#### Problem
Return every line below in which "n경연대회" appears.

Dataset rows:
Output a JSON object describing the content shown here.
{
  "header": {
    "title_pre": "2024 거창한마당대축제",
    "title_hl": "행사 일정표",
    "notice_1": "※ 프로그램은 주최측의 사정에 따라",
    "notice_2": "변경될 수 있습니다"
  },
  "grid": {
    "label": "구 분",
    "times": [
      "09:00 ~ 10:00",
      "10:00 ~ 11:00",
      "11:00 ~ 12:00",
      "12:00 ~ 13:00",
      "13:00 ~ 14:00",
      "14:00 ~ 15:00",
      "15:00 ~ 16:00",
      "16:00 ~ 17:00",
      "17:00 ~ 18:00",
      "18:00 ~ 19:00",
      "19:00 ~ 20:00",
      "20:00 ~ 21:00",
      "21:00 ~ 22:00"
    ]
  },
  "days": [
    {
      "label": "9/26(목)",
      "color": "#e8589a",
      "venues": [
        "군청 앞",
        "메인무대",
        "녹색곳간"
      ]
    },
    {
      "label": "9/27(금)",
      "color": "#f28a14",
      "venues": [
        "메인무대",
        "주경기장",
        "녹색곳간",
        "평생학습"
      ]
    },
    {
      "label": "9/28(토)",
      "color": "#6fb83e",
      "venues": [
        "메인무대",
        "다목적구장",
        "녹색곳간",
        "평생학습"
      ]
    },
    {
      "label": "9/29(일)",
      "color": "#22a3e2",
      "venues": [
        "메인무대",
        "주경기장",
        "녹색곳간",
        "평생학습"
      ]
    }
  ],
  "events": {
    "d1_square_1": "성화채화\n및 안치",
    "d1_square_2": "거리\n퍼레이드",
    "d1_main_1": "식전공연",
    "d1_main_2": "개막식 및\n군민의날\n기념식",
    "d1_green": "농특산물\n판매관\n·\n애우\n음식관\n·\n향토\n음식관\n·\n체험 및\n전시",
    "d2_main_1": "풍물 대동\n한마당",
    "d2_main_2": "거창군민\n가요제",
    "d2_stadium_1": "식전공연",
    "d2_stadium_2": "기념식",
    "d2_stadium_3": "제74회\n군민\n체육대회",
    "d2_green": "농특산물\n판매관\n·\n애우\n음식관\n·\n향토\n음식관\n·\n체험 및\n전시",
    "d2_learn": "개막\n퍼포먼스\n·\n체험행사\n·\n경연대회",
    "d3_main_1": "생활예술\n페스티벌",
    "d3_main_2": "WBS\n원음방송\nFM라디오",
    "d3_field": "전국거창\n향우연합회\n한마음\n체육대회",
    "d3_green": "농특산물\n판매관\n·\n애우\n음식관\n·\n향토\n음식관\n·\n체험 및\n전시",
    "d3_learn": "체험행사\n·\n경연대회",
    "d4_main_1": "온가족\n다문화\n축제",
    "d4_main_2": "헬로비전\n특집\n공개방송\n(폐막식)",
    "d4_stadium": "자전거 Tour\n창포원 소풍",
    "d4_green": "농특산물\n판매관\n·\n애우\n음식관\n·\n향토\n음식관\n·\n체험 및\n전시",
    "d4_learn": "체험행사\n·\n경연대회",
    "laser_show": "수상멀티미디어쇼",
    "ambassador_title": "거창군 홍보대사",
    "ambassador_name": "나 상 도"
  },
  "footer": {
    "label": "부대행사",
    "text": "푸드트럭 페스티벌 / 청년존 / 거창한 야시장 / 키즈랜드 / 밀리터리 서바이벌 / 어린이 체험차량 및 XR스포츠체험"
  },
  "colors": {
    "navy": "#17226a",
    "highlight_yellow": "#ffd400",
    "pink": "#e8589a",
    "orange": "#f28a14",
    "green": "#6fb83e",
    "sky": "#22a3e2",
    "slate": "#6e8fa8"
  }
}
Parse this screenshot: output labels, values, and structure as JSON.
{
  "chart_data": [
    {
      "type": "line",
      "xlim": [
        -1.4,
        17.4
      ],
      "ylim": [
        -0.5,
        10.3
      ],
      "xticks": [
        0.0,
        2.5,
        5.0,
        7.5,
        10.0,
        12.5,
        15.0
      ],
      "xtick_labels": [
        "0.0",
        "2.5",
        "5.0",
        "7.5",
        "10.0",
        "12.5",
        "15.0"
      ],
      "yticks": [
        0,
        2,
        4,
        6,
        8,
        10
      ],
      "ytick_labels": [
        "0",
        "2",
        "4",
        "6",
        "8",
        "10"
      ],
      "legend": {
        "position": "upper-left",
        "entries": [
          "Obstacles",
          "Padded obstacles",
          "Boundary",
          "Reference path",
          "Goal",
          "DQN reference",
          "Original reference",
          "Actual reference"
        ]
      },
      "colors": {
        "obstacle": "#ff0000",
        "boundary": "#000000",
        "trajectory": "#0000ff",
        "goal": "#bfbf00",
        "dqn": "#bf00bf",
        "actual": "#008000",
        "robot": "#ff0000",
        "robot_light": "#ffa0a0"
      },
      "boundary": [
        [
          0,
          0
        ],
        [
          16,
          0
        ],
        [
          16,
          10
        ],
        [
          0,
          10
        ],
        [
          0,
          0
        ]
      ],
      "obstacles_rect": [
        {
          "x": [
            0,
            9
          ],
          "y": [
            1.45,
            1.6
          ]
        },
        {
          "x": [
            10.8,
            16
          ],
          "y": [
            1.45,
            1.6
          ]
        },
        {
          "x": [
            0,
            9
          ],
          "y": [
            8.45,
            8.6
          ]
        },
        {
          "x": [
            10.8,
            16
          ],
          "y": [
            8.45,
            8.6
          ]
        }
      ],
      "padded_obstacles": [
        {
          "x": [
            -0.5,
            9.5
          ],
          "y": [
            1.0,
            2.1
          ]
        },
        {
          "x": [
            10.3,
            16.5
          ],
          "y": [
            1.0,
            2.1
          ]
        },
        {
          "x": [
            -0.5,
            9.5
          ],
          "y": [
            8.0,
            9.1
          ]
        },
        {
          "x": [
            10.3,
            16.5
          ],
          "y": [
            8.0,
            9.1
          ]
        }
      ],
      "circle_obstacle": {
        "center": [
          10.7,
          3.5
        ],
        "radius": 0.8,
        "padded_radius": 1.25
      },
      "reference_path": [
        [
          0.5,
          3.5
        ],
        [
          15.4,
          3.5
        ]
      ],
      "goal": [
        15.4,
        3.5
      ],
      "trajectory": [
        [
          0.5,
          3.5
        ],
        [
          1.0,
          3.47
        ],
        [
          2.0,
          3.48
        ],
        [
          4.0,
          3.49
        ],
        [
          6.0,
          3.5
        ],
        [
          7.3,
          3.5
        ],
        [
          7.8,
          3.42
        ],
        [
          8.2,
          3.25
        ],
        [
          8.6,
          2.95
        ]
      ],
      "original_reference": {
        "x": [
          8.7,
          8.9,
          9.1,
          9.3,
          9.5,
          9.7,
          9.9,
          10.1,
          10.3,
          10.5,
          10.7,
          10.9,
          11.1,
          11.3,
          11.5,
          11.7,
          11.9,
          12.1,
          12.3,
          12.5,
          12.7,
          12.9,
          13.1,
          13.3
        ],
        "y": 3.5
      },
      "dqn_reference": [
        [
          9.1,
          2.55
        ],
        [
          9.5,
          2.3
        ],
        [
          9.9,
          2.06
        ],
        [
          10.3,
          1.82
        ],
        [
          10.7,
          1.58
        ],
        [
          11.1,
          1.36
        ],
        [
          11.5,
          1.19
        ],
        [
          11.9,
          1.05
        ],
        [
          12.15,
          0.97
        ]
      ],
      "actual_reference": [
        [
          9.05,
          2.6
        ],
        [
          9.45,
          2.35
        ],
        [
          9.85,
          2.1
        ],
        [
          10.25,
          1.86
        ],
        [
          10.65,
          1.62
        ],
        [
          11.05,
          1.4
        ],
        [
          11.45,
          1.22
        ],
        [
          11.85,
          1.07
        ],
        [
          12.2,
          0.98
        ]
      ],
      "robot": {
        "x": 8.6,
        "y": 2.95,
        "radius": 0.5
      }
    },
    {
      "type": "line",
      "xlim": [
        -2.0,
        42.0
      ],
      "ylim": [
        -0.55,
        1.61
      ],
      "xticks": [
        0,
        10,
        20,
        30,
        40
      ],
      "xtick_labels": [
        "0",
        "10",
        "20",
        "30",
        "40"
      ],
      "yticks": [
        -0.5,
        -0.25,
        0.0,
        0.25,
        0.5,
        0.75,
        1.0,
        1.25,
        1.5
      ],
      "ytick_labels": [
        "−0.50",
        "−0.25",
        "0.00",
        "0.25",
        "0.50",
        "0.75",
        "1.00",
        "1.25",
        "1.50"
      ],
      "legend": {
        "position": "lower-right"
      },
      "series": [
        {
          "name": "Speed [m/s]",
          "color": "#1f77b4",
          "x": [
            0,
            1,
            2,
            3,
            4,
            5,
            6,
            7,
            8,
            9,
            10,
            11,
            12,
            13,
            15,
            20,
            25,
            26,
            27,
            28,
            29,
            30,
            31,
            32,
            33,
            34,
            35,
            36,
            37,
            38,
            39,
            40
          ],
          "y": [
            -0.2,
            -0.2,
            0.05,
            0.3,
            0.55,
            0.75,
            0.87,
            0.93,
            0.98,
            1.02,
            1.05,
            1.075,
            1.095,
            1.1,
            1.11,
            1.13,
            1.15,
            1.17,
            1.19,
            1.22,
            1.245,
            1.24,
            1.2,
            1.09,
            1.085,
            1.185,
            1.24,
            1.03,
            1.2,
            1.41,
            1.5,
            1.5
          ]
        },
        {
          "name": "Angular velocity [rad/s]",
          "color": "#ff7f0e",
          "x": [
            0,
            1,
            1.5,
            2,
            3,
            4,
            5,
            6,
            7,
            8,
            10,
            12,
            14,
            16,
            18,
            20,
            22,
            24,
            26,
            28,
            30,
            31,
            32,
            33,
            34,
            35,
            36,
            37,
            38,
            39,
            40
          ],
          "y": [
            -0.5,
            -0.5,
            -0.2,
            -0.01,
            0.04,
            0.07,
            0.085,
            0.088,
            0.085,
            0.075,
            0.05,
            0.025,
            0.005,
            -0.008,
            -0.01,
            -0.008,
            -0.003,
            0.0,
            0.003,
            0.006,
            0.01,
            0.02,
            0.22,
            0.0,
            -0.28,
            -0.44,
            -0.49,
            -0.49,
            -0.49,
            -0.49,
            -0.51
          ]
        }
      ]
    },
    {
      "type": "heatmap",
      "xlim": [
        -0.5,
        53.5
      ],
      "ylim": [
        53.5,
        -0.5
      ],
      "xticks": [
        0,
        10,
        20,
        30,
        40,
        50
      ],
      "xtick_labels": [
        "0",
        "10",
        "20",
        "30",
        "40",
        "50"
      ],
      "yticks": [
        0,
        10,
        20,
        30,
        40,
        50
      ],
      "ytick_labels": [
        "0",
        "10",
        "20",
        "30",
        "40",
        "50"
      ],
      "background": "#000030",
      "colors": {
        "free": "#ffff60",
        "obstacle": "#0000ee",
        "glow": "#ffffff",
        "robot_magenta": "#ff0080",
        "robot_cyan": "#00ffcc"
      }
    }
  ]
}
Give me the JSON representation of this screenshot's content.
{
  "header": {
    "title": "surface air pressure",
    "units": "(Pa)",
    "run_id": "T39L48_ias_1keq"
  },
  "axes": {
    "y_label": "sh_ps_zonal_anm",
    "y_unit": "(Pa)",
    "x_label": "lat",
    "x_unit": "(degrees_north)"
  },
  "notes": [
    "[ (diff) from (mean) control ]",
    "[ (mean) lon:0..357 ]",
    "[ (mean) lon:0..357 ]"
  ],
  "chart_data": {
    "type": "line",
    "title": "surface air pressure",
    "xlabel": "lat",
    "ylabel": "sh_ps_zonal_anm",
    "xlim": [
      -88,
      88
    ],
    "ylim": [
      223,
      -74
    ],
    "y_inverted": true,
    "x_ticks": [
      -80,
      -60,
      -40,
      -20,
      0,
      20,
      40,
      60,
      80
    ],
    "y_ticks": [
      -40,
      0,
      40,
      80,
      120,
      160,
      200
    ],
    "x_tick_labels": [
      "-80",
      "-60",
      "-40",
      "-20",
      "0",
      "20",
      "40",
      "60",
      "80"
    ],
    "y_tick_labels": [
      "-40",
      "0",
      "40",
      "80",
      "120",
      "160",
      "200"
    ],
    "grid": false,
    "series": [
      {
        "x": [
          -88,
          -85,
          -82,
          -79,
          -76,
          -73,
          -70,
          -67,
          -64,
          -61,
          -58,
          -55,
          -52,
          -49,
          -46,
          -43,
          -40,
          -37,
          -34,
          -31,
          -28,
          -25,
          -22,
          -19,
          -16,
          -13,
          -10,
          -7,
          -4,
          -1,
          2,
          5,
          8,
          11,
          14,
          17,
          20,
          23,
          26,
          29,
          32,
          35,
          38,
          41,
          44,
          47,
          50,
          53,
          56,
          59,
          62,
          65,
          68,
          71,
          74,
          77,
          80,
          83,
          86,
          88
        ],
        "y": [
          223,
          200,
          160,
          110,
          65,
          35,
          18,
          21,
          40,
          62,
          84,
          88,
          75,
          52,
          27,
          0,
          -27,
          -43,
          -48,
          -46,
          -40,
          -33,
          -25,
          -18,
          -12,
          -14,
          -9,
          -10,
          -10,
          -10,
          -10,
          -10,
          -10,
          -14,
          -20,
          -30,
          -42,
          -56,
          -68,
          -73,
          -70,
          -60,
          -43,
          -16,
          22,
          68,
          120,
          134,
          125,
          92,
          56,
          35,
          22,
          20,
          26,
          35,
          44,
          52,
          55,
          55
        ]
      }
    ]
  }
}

#### Full output
    "d2_learn": "개막\n퍼포먼스\n·\n체험행사\n·\n경연대회",
    "d3_learn": "체험행사\n·\n경연대회",
    "d4_learn": "체험행사\n·\n경연대회",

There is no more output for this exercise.